Catalytic 1,4-Rhodium(III) Migration Enables 1,3-Enynes to Function as One-Carbon Oxidative Annulation Partners in C–H Functionalizations

Abstract

1,3-Enynes containing allylic hydrogens cis to the alkyne are shown to act as one-carbon partners, rather than two-carbon partners, in various rhodium-catalyzed oxidative annulations. The mechanism of these unexpected transformations is proposed to occur through double C–H activation, involving a hitherto rare example of the 1,4-migration of a Rh^III species. This phenomenon is general across a variety of substrates, and provides a diverse range of heterocyclic products.

The metal-catalyzed, directing-group-promoted oxidative C–H functionalization[1] of aromatic C–H bonds with alkynes[2], [3] has been widely exploited to prepare a rich variety of heterocyclic[4] and carbocyclic products.[5] In the reactions of unsymmetrical alkynes, high regioselectivity is usually observed when the two substituents on the alkyne are electronically well-differentiated. For example, with alkynes containing one alkyl and one aryl substituent, the initial C–C bond formation usually occurs with high regioselectivity at the alkyne carbon bearing the sp³-hybridized group. This regioselectivity is maintained in the oxidative annulation of 1,3-enynes, as demonstrated by the groups of Fagnou (Scheme 1 a)[6a] and Ackermann,[6b] for example. Herein, we describe a new mode of oxidative annulation, in which 1,3-enynes are able to function as one-carbon,[7] rather than two-carbon reaction partners (Scheme 1 b). We propose this reactivity arises from a hitherto rare example of 1,4-Rh^III migration, which opens up new possibilities in C–H functionalization reactions.[8] This phenomenon is general for substrates containing directing groups such as enols, phenols, carboxylic acids, or imides, resulting in a range of heterocyclic products.

• Listed entries:
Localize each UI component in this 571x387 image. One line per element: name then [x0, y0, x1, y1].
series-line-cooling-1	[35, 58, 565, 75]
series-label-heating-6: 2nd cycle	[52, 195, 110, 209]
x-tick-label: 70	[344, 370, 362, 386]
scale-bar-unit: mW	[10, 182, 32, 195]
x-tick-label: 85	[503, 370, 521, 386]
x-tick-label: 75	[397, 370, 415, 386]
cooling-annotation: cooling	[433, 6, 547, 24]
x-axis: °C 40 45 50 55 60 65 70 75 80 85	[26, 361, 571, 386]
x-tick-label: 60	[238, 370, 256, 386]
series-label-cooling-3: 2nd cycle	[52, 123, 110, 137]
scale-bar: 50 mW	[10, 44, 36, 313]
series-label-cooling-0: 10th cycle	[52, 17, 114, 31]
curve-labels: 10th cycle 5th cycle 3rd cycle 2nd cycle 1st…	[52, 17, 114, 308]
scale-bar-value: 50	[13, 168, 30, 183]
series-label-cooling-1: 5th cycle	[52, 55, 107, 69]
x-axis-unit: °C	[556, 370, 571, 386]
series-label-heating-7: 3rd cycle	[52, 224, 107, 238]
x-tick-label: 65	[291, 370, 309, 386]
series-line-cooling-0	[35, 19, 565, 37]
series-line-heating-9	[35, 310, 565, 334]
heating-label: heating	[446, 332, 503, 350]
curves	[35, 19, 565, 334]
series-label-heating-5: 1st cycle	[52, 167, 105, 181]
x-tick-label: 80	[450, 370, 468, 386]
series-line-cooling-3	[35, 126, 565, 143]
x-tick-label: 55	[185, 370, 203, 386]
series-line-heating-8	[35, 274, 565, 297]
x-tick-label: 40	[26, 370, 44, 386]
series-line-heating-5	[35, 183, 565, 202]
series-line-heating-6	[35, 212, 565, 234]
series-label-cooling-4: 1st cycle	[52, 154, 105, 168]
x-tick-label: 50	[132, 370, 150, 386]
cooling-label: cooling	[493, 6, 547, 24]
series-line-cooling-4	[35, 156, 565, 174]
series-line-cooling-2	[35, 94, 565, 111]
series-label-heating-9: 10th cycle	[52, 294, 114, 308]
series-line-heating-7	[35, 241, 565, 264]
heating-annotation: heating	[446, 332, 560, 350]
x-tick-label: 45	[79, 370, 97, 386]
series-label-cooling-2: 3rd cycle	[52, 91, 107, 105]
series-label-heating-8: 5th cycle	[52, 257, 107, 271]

• What you have to do: Repeat the part of the abstract on rhodium-catalyzed annulation of 1,3-enynes that opens with the words containing "1,3-Enynes containing allylic" and closes with "diverse range of heterocyclic products.".

• Correct result:
1,3-Enynes containing allylic hydrogens cis to the alkyne are shown to act as one-carbon partners, rather than two-carbon partners, in various rhodium-catalyzed oxidative annulations. The mechanism of these unexpected transformations is proposed to occur through double C–H activation, involving a hitherto rare example of the 1,4-migration of a Rh^III species. This phenomenon is general across a variety of substrates, and provides a diverse range of heterocyclic products.